GOAL: Answer with one number: the count of lines in this material that hold the word "Värmlands".

[Records from a collection]
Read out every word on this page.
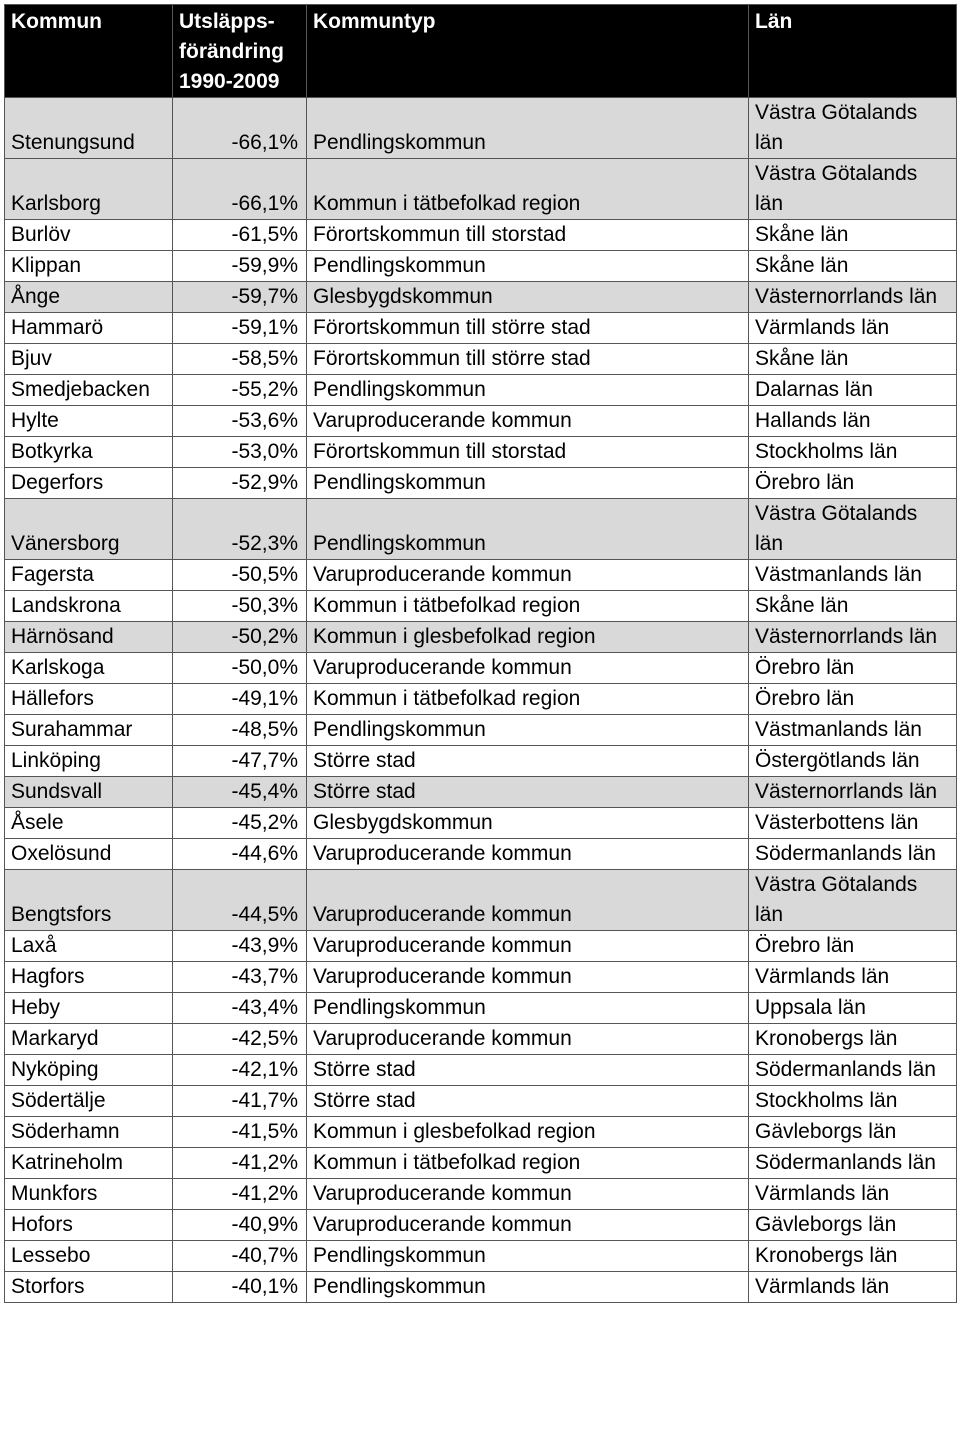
Kommun	Utsläpps-förändring 1990-2009	Kommuntyp	Län
Stenungsund	-66,1%	Pendlingskommun	Västra Götalands län
Karlsborg	-66,1%	Kommun i tätbefolkad region	Västra Götalands län
Burlöv	-61,5%	Förortskommun till storstad	Skåne län
Klippan	-59,9%	Pendlingskommun	Skåne län
Ånge	-59,7%	Glesbygdskommun	Västernorrlands län
Hammarö	-59,1%	Förortskommun till större stad	Värmlands län
Bjuv	-58,5%	Förortskommun till större stad	Skåne län
Smedjebacken	-55,2%	Pendlingskommun	Dalarnas län
Hylte	-53,6%	Varuproducerande kommun	Hallands län
Botkyrka	-53,0%	Förortskommun till storstad	Stockholms län
Degerfors	-52,9%	Pendlingskommun	Örebro län
Vänersborg	-52,3%	Pendlingskommun	Västra Götalands län
Fagersta	-50,5%	Varuproducerande kommun	Västmanlands län
Landskrona	-50,3%	Kommun i tätbefolkad region	Skåne län
Härnösand	-50,2%	Kommun i glesbefolkad region	Västernorrlands län
Karlskoga	-50,0%	Varuproducerande kommun	Örebro län
Hällefors	-49,1%	Kommun i tätbefolkad region	Örebro län
Surahammar	-48,5%	Pendlingskommun	Västmanlands län
Linköping	-47,7%	Större stad	Östergötlands län
Sundsvall	-45,4%	Större stad	Västernorrlands län
Åsele	-45,2%	Glesbygdskommun	Västerbottens län
Oxelösund	-44,6%	Varuproducerande kommun	Södermanlands län
Bengtsfors	-44,5%	Varuproducerande kommun	Västra Götalands län
Laxå	-43,9%	Varuproducerande kommun	Örebro län
Hagfors	-43,7%	Varuproducerande kommun	Värmlands län
Heby	-43,4%	Pendlingskommun	Uppsala län
Markaryd	-42,5%	Varuproducerande kommun	Kronobergs län
Nyköping	-42,1%	Större stad	Södermanlands län
Södertälje	-41,7%	Större stad	Stockholms län
Söderhamn	-41,5%	Kommun i glesbefolkad region	Gävleborgs län
Katrineholm	-41,2%	Kommun i tätbefolkad region	Södermanlands län
Munkfors	-41,2%	Varuproducerande kommun	Värmlands län
Hofors	-40,9%	Varuproducerande kommun	Gävleborgs län
Lessebo	-40,7%	Pendlingskommun	Kronobergs län
Storfors	-40,1%	Pendlingskommun	Värmlands län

THE RESULT: 4